begin

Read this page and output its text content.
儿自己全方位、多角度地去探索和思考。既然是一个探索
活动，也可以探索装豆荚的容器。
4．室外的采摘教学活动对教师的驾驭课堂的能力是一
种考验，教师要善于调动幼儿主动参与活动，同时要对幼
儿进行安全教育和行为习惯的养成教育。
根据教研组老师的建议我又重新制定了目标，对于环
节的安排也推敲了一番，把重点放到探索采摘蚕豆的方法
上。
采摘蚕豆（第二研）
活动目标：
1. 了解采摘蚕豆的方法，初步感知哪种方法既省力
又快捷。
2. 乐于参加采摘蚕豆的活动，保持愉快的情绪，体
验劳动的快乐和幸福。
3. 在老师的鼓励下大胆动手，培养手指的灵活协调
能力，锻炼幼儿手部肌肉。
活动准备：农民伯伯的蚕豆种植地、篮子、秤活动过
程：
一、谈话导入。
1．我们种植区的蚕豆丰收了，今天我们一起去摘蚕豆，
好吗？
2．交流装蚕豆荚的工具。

end

■ Set problem
Write out every entry again exactly, please, with nothing missing.

■ Solution
Read this page and output its text content.
儿自己全方位、多角度地去探索和思考。既然是一个探索
活动，也可以探索装豆荚的容器。
4．室外的采摘教学活动对教师的驾驭课堂的能力是一
种考验，教师要善于调动幼儿主动参与活动，同时要对幼
儿进行安全教育和行为习惯的养成教育。
根据教研组老师的建议我又重新制定了目标，对于环
节的安排也推敲了一番，把重点放到探索采摘蚕豆的方法
上。
采摘蚕豆（第二研）
活动目标：
1. 了解采摘蚕豆的方法，初步感知哪种方法既省力
又快捷。
2. 乐于参加采摘蚕豆的活动，保持愉快的情绪，体
验劳动的快乐和幸福。
3. 在老师的鼓励下大胆动手，培养手指的灵活协调
能力，锻炼幼儿手部肌肉。
活动准备：农民伯伯的蚕豆种植地、篮子、秤活动过
程：
一、谈话导入。
1．我们种植区的蚕豆丰收了，今天我们一起去摘蚕豆，
好吗？
2．交流装蚕豆荚的工具。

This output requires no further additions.